WHAT THE TASK REQUIRES. Look below. Copy each line that has "echo" in it.

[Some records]

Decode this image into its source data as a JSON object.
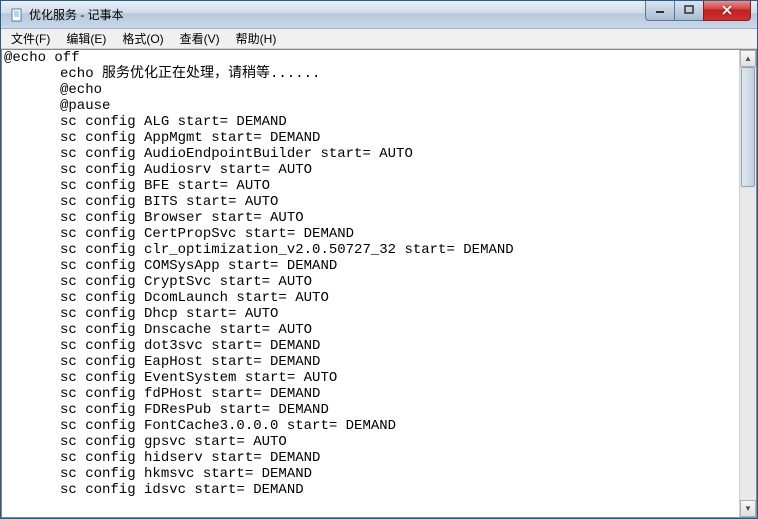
{
  "window": {
    "title": "优化服务 - 记事本"
  },
  "menu": {
    "file": "文件(F)",
    "edit": "编辑(E)",
    "format": "格式(O)",
    "view": "查看(V)",
    "help": "帮助(H)"
  },
  "content": {
    "line0": "@echo off",
    "lines": [
      "echo 服务优化正在处理，请稍等......",
      "@echo",
      "@pause",
      "sc config ALG start= DEMAND",
      "sc config AppMgmt start= DEMAND",
      "sc config AudioEndpointBuilder start= AUTO",
      "sc config Audiosrv start= AUTO",
      "sc config BFE start= AUTO",
      "sc config BITS start= AUTO",
      "sc config Browser start= AUTO",
      "sc config CertPropSvc start= DEMAND",
      "sc config clr_optimization_v2.0.50727_32 start= DEMAND",
      "sc config COMSysApp start= DEMAND",
      "sc config CryptSvc start= AUTO",
      "sc config DcomLaunch start= AUTO",
      "sc config Dhcp start= AUTO",
      "sc config Dnscache start= AUTO",
      "sc config dot3svc start= DEMAND",
      "sc config EapHost start= DEMAND",
      "sc config EventSystem start= AUTO",
      "sc config fdPHost start= DEMAND",
      "sc config FDResPub start= DEMAND",
      "sc config FontCache3.0.0.0 start= DEMAND",
      "sc config gpsvc start= AUTO",
      "sc config hidserv start= DEMAND",
      "sc config hkmsvc start= DEMAND",
      "sc config idsvc start= DEMAND"
    ]
  }
}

SOLVED EXERCISE.
    "line0": "@echo off",
      "echo 服务优化正在处理，请稍等......",
      "@echo",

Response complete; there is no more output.